### STATED TASK
Repeat the whole listing exactly.
:::::
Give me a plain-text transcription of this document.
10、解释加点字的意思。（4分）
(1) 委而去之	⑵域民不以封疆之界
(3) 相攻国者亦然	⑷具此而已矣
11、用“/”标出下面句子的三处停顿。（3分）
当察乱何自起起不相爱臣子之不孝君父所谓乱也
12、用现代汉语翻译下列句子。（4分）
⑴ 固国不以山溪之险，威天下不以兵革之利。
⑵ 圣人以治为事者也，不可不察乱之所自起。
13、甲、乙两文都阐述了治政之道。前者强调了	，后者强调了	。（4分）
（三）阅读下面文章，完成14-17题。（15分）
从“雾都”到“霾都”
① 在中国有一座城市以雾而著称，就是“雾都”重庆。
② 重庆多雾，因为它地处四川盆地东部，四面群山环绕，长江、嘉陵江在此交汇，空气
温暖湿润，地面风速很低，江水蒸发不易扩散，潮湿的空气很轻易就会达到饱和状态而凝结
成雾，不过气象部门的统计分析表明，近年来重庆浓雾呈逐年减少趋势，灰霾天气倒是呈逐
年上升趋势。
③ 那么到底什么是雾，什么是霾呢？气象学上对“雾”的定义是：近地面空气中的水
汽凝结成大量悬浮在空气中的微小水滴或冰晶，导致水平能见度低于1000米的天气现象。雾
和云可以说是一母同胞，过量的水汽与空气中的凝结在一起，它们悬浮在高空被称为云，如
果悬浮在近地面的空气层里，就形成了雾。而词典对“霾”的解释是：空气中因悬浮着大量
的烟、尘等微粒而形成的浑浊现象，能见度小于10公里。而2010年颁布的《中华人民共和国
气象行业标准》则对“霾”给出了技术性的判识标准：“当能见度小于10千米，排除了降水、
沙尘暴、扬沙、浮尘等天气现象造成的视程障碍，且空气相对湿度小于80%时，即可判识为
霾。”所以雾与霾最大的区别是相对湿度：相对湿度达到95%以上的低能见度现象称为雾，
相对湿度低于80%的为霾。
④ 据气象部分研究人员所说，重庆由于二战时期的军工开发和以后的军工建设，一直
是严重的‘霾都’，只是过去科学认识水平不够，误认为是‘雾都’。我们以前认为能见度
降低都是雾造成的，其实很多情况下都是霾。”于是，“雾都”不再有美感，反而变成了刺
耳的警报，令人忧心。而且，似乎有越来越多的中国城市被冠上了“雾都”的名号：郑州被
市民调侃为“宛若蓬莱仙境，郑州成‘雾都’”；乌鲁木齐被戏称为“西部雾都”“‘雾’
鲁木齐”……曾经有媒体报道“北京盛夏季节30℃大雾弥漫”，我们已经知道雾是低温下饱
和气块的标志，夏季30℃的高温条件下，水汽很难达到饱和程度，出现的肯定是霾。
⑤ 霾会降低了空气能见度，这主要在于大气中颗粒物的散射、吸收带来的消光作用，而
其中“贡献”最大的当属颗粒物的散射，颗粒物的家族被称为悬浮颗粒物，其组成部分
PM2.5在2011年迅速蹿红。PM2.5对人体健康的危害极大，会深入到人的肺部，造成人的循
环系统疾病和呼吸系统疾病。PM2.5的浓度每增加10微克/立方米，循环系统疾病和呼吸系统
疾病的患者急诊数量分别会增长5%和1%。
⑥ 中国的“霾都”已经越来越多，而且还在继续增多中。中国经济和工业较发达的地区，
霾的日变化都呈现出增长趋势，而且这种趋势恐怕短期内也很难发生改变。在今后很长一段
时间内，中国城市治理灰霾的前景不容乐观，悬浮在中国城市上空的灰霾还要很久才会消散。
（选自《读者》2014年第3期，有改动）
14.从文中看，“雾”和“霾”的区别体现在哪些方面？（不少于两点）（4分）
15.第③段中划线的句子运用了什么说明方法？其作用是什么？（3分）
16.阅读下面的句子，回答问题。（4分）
:::::
### FINISHED TASK
Give me a plain-text transcription of this document.
10、解释加点字的意思。（4分）
(1) 委而去之	⑵域民不以封疆之界
(3) 相攻国者亦然	⑷具此而已矣
11、用“/”标出下面句子的三处停顿。（3分）
当察乱何自起起不相爱臣子之不孝君父所谓乱也
12、用现代汉语翻译下列句子。（4分）
⑴ 固国不以山溪之险，威天下不以兵革之利。
⑵ 圣人以治为事者也，不可不察乱之所自起。
13、甲、乙两文都阐述了治政之道。前者强调了	，后者强调了	。（4分）
（三）阅读下面文章，完成14-17题。（15分）
从“雾都”到“霾都”
① 在中国有一座城市以雾而著称，就是“雾都”重庆。
② 重庆多雾，因为它地处四川盆地东部，四面群山环绕，长江、嘉陵江在此交汇，空气
温暖湿润，地面风速很低，江水蒸发不易扩散，潮湿的空气很轻易就会达到饱和状态而凝结
成雾，不过气象部门的统计分析表明，近年来重庆浓雾呈逐年减少趋势，灰霾天气倒是呈逐
年上升趋势。
③ 那么到底什么是雾，什么是霾呢？气象学上对“雾”的定义是：近地面空气中的水
汽凝结成大量悬浮在空气中的微小水滴或冰晶，导致水平能见度低于1000米的天气现象。雾
和云可以说是一母同胞，过量的水汽与空气中的凝结在一起，它们悬浮在高空被称为云，如
果悬浮在近地面的空气层里，就形成了雾。而词典对“霾”的解释是：空气中因悬浮着大量
的烟、尘等微粒而形成的浑浊现象，能见度小于10公里。而2010年颁布的《中华人民共和国
气象行业标准》则对“霾”给出了技术性的判识标准：“当能见度小于10千米，排除了降水、
沙尘暴、扬沙、浮尘等天气现象造成的视程障碍，且空气相对湿度小于80%时，即可判识为
霾。”所以雾与霾最大的区别是相对湿度：相对湿度达到95%以上的低能见度现象称为雾，
相对湿度低于80%的为霾。
④ 据气象部分研究人员所说，重庆由于二战时期的军工开发和以后的军工建设，一直
是严重的‘霾都’，只是过去科学认识水平不够，误认为是‘雾都’。我们以前认为能见度
降低都是雾造成的，其实很多情况下都是霾。”于是，“雾都”不再有美感，反而变成了刺
耳的警报，令人忧心。而且，似乎有越来越多的中国城市被冠上了“雾都”的名号：郑州被
市民调侃为“宛若蓬莱仙境，郑州成‘雾都’”；乌鲁木齐被戏称为“西部雾都”“‘雾’
鲁木齐”……曾经有媒体报道“北京盛夏季节30℃大雾弥漫”，我们已经知道雾是低温下饱
和气块的标志，夏季30℃的高温条件下，水汽很难达到饱和程度，出现的肯定是霾。
⑤ 霾会降低了空气能见度，这主要在于大气中颗粒物的散射、吸收带来的消光作用，而
其中“贡献”最大的当属颗粒物的散射，颗粒物的家族被称为悬浮颗粒物，其组成部分
PM2.5在2011年迅速蹿红。PM2.5对人体健康的危害极大，会深入到人的肺部，造成人的循
环系统疾病和呼吸系统疾病。PM2.5的浓度每增加10微克/立方米，循环系统疾病和呼吸系统
疾病的患者急诊数量分别会增长5%和1%。
⑥ 中国的“霾都”已经越来越多，而且还在继续增多中。中国经济和工业较发达的地区，
霾的日变化都呈现出增长趋势，而且这种趋势恐怕短期内也很难发生改变。在今后很长一段
时间内，中国城市治理灰霾的前景不容乐观，悬浮在中国城市上空的灰霾还要很久才会消散。
（选自《读者》2014年第3期，有改动）
14.从文中看，“雾”和“霾”的区别体现在哪些方面？（不少于两点）（4分）
15.第③段中划线的句子运用了什么说明方法？其作用是什么？（3分）
16.阅读下面的句子，回答问题。（4分）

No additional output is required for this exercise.